**Aim of the task**
Each line that holds the word "Reactive" counts once; give the total for the records below and nothing else.

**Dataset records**
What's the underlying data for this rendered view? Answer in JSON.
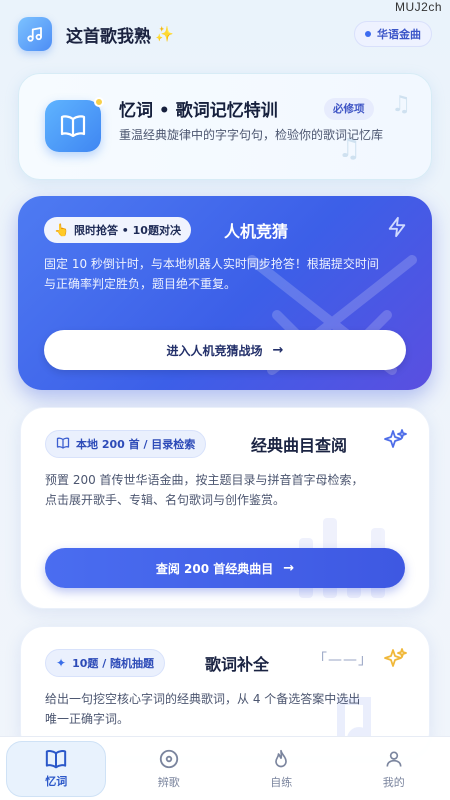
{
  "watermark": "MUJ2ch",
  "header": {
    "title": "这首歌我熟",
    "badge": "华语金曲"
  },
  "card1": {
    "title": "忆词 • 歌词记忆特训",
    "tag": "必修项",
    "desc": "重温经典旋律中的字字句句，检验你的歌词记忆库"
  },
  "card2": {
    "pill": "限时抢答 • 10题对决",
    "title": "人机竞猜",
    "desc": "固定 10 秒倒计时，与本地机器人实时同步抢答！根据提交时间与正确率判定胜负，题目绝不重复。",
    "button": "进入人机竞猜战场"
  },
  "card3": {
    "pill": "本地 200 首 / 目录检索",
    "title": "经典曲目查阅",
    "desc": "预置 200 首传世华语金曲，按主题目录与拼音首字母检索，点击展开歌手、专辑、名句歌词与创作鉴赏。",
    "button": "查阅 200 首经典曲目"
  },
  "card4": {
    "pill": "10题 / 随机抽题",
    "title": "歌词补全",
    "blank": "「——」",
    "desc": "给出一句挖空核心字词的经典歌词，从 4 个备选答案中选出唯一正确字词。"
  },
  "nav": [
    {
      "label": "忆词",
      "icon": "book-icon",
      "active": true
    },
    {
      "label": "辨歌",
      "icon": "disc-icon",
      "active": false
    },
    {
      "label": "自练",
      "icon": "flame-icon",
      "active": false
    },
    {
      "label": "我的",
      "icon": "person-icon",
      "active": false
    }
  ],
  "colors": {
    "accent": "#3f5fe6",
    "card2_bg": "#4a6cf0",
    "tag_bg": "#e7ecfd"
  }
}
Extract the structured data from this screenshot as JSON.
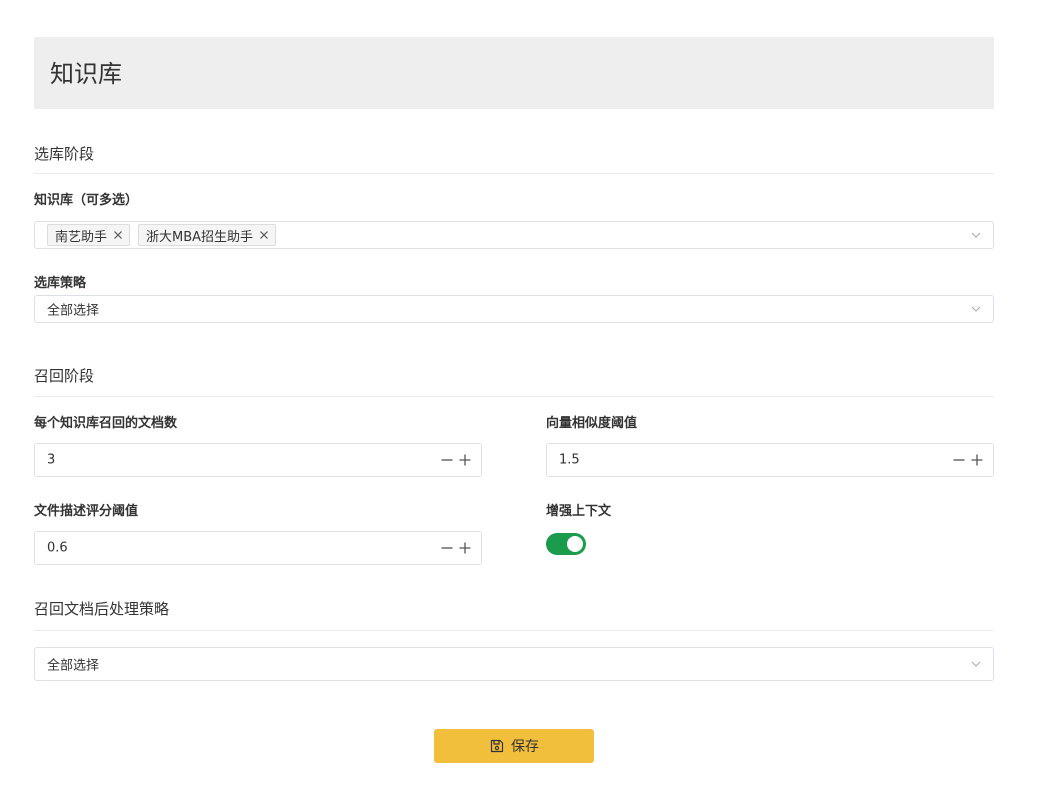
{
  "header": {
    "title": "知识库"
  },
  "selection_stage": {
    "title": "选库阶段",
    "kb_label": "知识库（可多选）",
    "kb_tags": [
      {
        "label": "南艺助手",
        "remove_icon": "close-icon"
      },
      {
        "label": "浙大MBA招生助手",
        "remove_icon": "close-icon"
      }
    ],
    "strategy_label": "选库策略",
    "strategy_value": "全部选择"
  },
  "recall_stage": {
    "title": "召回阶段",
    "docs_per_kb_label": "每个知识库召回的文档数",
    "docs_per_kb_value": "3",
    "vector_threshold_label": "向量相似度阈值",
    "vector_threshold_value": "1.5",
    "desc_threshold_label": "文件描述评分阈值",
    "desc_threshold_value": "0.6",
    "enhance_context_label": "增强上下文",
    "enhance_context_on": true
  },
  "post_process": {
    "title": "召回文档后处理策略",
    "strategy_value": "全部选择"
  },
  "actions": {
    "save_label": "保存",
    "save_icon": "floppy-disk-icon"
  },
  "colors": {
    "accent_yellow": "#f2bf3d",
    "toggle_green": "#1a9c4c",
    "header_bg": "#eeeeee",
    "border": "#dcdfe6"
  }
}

--

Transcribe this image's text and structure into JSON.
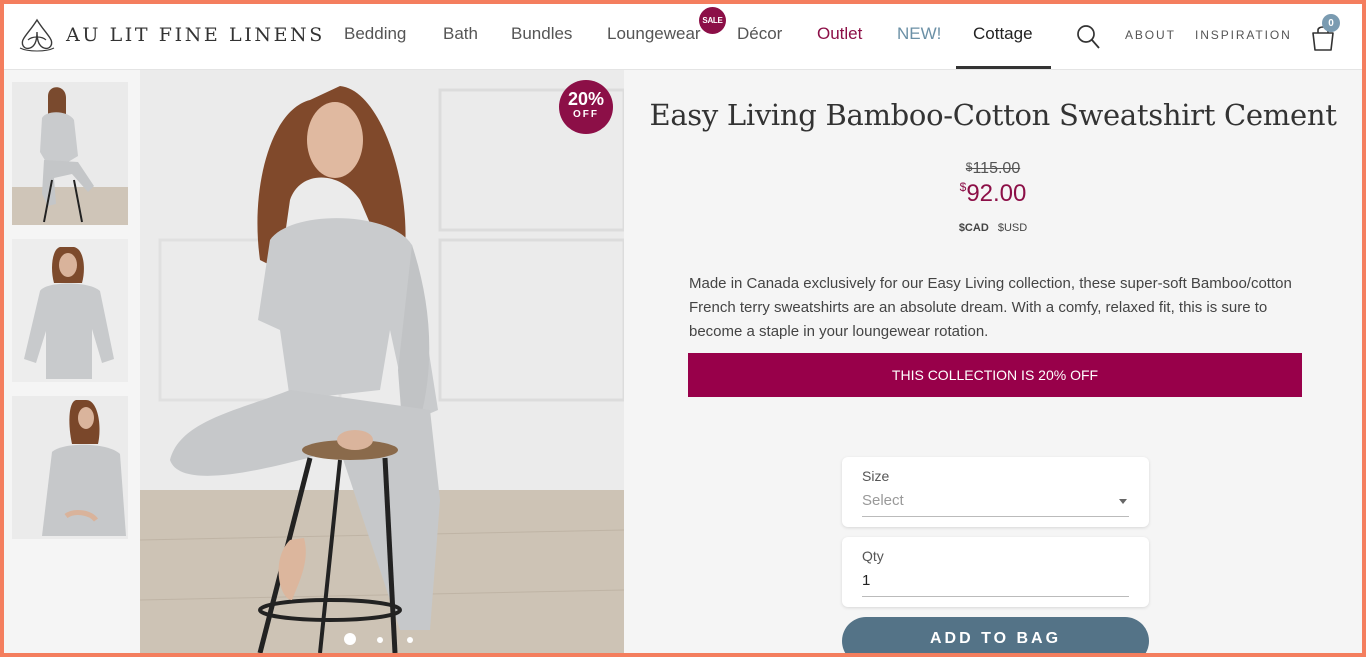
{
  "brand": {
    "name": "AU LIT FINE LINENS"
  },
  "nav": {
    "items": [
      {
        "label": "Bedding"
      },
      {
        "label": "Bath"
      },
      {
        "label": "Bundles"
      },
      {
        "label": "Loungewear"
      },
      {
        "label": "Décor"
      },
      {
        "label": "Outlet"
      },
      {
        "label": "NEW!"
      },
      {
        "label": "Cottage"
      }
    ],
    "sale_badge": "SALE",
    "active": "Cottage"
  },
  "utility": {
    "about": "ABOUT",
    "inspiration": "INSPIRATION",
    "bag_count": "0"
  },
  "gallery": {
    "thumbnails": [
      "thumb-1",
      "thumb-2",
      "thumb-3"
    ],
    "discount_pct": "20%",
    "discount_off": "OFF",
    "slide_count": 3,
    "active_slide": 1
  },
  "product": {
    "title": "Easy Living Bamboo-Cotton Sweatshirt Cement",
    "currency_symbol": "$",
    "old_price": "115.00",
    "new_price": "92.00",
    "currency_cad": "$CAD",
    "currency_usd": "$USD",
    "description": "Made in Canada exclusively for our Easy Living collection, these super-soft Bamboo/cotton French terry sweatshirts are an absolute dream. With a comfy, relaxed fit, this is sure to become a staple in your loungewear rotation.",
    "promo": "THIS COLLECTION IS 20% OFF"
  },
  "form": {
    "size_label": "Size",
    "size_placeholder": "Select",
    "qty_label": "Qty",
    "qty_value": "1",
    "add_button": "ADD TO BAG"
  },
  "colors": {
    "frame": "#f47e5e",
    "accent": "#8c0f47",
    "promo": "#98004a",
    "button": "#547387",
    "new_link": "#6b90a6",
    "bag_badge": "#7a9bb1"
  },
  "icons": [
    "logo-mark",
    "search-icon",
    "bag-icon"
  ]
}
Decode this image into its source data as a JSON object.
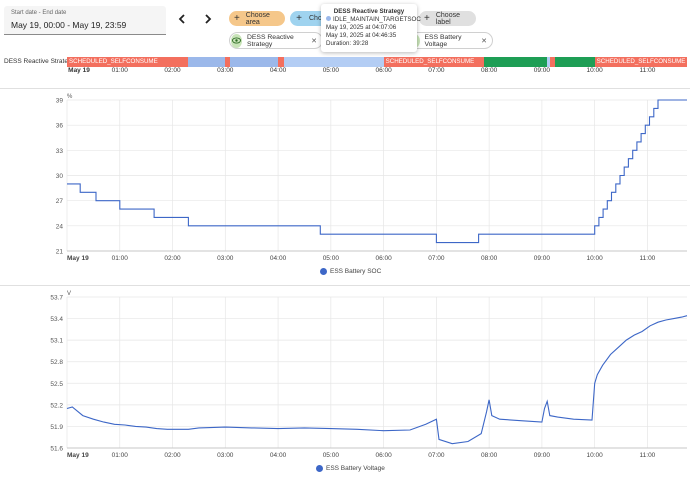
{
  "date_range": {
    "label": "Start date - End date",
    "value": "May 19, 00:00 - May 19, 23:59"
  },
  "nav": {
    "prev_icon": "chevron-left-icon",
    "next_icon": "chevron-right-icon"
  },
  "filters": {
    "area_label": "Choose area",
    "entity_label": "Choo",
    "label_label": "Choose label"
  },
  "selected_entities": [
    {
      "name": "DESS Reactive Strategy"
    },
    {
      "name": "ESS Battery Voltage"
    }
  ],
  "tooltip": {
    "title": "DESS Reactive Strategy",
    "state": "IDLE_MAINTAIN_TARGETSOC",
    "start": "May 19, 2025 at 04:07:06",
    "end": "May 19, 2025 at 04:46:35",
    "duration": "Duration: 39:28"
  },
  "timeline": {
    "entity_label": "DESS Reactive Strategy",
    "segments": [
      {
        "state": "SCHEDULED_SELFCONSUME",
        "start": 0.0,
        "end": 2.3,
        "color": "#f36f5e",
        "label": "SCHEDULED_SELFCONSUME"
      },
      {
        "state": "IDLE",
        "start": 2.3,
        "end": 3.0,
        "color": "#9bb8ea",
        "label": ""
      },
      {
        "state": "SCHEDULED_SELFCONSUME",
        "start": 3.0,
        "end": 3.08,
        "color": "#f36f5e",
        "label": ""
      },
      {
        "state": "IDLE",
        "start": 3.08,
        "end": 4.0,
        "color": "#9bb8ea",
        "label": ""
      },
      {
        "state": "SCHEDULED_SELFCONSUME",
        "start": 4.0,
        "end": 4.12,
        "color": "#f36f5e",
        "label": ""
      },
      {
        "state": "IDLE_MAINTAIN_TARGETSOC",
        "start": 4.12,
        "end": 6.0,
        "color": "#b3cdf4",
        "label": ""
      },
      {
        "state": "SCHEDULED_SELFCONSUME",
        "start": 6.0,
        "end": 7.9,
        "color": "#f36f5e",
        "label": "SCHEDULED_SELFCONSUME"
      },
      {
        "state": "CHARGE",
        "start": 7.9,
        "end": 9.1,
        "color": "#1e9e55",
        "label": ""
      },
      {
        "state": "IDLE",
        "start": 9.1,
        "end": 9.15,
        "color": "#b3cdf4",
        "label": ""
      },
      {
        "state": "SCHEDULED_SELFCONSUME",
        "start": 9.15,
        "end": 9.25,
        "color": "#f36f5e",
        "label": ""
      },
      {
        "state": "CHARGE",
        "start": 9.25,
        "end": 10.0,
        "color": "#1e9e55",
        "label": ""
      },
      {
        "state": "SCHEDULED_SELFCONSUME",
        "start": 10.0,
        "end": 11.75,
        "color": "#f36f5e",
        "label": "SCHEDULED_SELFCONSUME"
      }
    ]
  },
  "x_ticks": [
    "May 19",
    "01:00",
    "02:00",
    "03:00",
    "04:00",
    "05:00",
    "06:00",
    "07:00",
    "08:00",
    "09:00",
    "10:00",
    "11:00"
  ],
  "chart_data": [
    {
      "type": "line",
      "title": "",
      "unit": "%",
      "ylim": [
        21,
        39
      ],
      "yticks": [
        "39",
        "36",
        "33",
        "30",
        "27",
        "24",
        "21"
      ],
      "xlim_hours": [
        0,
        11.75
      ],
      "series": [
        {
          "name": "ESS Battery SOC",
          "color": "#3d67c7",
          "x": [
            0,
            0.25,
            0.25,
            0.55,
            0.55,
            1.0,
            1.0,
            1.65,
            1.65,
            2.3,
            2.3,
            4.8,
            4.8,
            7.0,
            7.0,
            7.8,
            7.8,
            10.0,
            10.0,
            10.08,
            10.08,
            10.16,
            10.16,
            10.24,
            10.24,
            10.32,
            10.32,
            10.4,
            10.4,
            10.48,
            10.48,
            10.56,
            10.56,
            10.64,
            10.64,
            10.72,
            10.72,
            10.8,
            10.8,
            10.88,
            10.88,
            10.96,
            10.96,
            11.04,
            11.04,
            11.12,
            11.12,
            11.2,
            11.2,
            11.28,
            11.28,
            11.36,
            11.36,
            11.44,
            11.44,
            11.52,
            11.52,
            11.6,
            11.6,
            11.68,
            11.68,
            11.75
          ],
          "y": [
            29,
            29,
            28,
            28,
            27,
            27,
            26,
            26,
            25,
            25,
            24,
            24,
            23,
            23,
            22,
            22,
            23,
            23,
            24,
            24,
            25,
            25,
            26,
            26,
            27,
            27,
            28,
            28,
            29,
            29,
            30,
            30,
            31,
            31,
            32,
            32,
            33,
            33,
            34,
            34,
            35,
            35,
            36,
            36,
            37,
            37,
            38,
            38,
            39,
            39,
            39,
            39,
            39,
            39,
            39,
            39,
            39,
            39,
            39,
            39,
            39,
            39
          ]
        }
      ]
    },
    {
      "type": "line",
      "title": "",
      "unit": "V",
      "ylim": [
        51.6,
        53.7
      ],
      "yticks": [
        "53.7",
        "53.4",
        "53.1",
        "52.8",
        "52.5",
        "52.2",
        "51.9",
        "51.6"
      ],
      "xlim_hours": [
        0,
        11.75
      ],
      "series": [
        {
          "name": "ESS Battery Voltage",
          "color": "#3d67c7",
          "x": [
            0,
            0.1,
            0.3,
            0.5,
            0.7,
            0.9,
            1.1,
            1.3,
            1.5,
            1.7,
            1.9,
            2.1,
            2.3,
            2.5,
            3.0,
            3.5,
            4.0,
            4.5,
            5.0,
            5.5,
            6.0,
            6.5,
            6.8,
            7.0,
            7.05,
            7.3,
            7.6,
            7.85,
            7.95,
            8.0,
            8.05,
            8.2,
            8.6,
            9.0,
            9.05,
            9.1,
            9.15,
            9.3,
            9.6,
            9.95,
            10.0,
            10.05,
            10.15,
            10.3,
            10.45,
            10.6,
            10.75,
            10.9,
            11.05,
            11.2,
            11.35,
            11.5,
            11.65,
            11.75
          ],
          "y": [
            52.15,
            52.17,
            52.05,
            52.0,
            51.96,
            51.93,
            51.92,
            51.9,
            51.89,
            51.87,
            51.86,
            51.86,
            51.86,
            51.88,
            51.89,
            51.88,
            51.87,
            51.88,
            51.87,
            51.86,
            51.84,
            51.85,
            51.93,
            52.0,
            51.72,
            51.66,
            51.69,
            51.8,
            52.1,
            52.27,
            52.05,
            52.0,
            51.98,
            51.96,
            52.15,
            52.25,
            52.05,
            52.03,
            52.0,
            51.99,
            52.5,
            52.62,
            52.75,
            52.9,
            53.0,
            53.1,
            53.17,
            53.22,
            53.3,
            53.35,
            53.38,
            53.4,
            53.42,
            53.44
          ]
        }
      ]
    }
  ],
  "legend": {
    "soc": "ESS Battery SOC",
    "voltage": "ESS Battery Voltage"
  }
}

**Expected output**
3